YOUR INSTRUCTIONS:
Repeat every record exactly, but keep images out of the copy.

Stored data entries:
□ □ □ □
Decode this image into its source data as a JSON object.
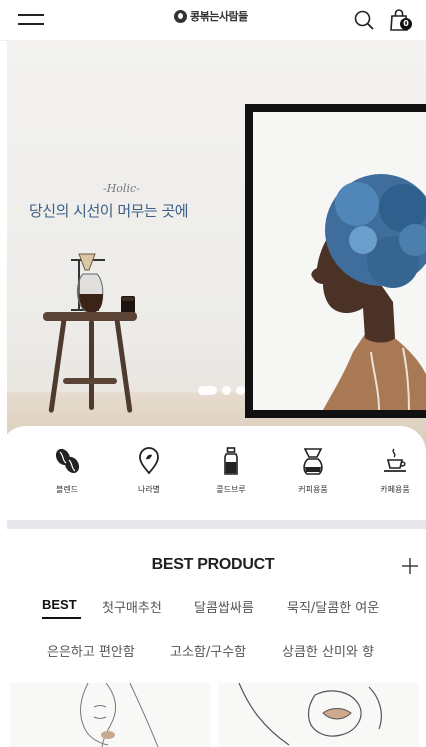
{
  "header": {
    "brand": "콩볶는사람들",
    "cart_count": "0"
  },
  "hero": {
    "script_text": "-Holic-",
    "headline": "당신의 시선이 머무는 곳에",
    "slides": 3,
    "active_slide": 1
  },
  "categories": [
    {
      "label": "블렌드",
      "icon": "coffee-beans-icon"
    },
    {
      "label": "나라별",
      "icon": "location-pin-icon"
    },
    {
      "label": "콜드브루",
      "icon": "cold-brew-bottle-icon"
    },
    {
      "label": "커피용품",
      "icon": "coffee-dripper-icon"
    },
    {
      "label": "카페용품",
      "icon": "hot-cup-icon"
    }
  ],
  "best": {
    "title": "BEST PRODUCT",
    "tabs_row1": [
      "BEST",
      "첫구매추천",
      "달콤쌉싸름",
      "묵직/달콤한 여운"
    ],
    "tabs_row2": [
      "은은하고 편안함",
      "고소함/구수함",
      "상큼한 산미와 향"
    ],
    "active_tab": "BEST"
  },
  "colors": {
    "accent": "#111111",
    "headline": "#3d5f86",
    "divider": "#e7e7ec"
  }
}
□ □ □ □
RESPONSE BELOW:
Decode this image into its source data as a JSON object.
{
  "header": {
    "brand": "콩볶는사람들",
    "cart_count": "0"
  },
  "hero": {
    "script_text": "-Holic-",
    "headline": "당신의 시선이 머무는 곳에",
    "slides": 3,
    "active_slide": 1
  },
  "categories": [
    {
      "label": "블렌드",
      "icon": "coffee-beans-icon"
    },
    {
      "label": "나라별",
      "icon": "location-pin-icon"
    },
    {
      "label": "콜드브루",
      "icon": "cold-brew-bottle-icon"
    },
    {
      "label": "커피용품",
      "icon": "coffee-dripper-icon"
    },
    {
      "label": "카페용품",
      "icon": "hot-cup-icon"
    }
  ],
  "best": {
    "title": "BEST PRODUCT",
    "tabs_row1": [
      "BEST",
      "첫구매추천",
      "달콤쌉싸름",
      "묵직/달콤한 여운"
    ],
    "tabs_row2": [
      "은은하고 편안함",
      "고소함/구수함",
      "상큼한 산미와 향"
    ],
    "active_tab": "BEST"
  },
  "colors": {
    "accent": "#111111",
    "headline": "#3d5f86",
    "divider": "#e7e7ec"
  }
}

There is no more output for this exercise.